Collection entries:
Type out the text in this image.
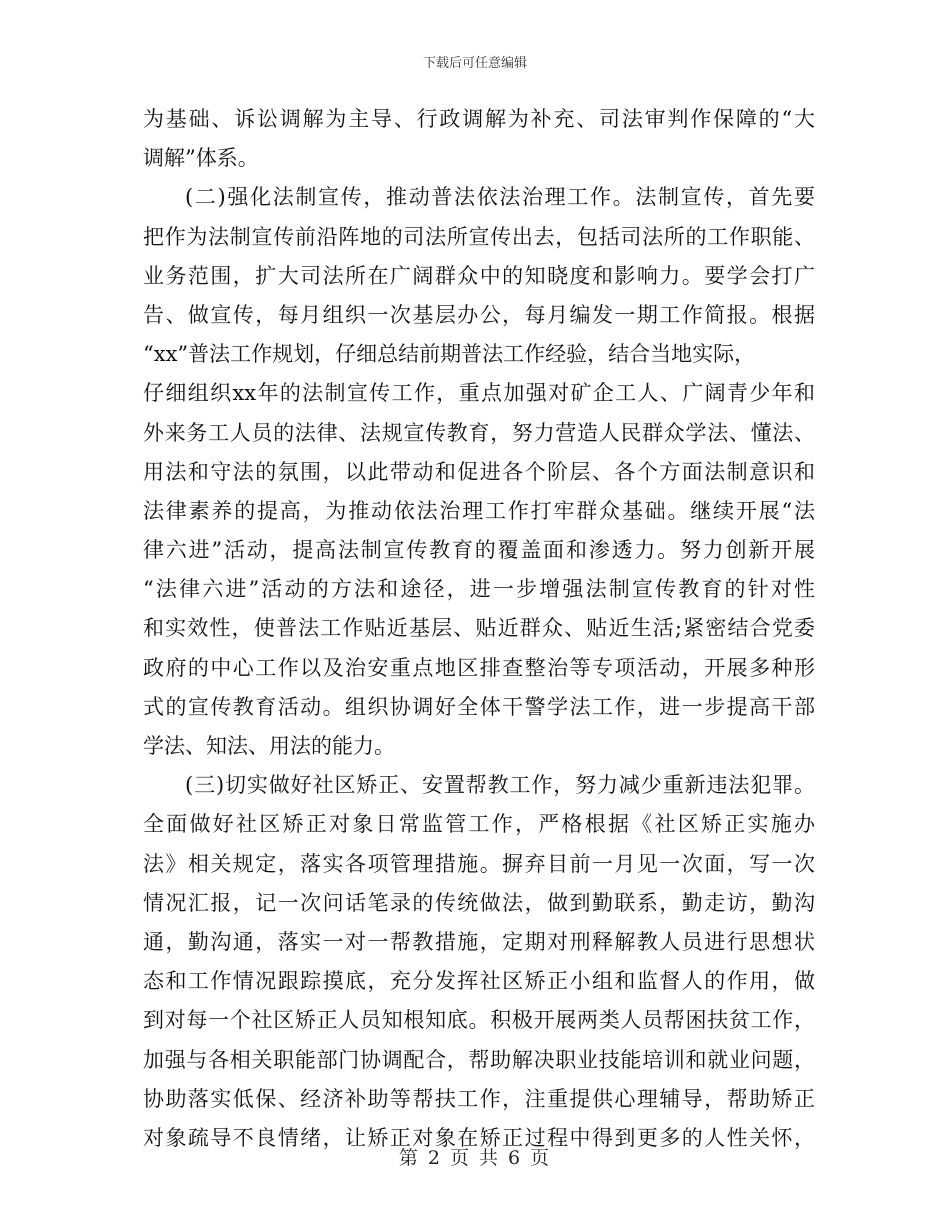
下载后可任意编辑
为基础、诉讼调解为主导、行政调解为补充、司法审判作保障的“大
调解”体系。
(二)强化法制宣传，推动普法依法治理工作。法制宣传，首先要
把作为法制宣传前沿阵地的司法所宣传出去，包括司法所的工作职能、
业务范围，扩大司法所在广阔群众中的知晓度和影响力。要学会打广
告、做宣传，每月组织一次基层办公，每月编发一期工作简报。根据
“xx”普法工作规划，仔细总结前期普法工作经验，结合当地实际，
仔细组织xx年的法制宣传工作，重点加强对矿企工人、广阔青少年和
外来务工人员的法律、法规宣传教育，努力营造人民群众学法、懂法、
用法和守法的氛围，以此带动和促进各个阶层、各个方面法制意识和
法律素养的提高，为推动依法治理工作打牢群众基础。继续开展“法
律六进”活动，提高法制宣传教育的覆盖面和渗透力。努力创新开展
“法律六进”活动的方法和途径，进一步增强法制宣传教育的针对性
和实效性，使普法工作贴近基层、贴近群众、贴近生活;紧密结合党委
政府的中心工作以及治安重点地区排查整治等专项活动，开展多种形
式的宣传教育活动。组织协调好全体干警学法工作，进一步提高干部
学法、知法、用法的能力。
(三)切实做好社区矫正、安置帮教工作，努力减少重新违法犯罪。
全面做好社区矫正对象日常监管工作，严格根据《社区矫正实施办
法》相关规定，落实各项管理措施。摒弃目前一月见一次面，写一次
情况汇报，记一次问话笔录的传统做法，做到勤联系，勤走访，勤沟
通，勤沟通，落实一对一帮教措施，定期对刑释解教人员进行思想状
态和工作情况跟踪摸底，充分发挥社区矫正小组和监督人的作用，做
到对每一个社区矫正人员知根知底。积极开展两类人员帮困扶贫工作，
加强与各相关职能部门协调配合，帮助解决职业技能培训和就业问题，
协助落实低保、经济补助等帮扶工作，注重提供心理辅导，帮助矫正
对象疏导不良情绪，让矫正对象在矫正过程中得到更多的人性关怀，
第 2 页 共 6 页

● Problem requirements:
Take the listing above and print it exactly, apart from the pictures.

● Exercise response:
Type out the text in this image.
下载后可任意编辑
为基础、诉讼调解为主导、行政调解为补充、司法审判作保障的“大
调解”体系。
(二)强化法制宣传，推动普法依法治理工作。法制宣传，首先要
把作为法制宣传前沿阵地的司法所宣传出去，包括司法所的工作职能、
业务范围，扩大司法所在广阔群众中的知晓度和影响力。要学会打广
告、做宣传，每月组织一次基层办公，每月编发一期工作简报。根据
“xx”普法工作规划，仔细总结前期普法工作经验，结合当地实际，
仔细组织xx年的法制宣传工作，重点加强对矿企工人、广阔青少年和
外来务工人员的法律、法规宣传教育，努力营造人民群众学法、懂法、
用法和守法的氛围，以此带动和促进各个阶层、各个方面法制意识和
法律素养的提高，为推动依法治理工作打牢群众基础。继续开展“法
律六进”活动，提高法制宣传教育的覆盖面和渗透力。努力创新开展
“法律六进”活动的方法和途径，进一步增强法制宣传教育的针对性
和实效性，使普法工作贴近基层、贴近群众、贴近生活;紧密结合党委
政府的中心工作以及治安重点地区排查整治等专项活动，开展多种形
式的宣传教育活动。组织协调好全体干警学法工作，进一步提高干部
学法、知法、用法的能力。
(三)切实做好社区矫正、安置帮教工作，努力减少重新违法犯罪。
全面做好社区矫正对象日常监管工作，严格根据《社区矫正实施办
法》相关规定，落实各项管理措施。摒弃目前一月见一次面，写一次
情况汇报，记一次问话笔录的传统做法，做到勤联系，勤走访，勤沟
通，勤沟通，落实一对一帮教措施，定期对刑释解教人员进行思想状
态和工作情况跟踪摸底，充分发挥社区矫正小组和监督人的作用，做
到对每一个社区矫正人员知根知底。积极开展两类人员帮困扶贫工作，
加强与各相关职能部门协调配合，帮助解决职业技能培训和就业问题，
协助落实低保、经济补助等帮扶工作，注重提供心理辅导，帮助矫正
对象疏导不良情绪，让矫正对象在矫正过程中得到更多的人性关怀，
第 2 页 共 6 页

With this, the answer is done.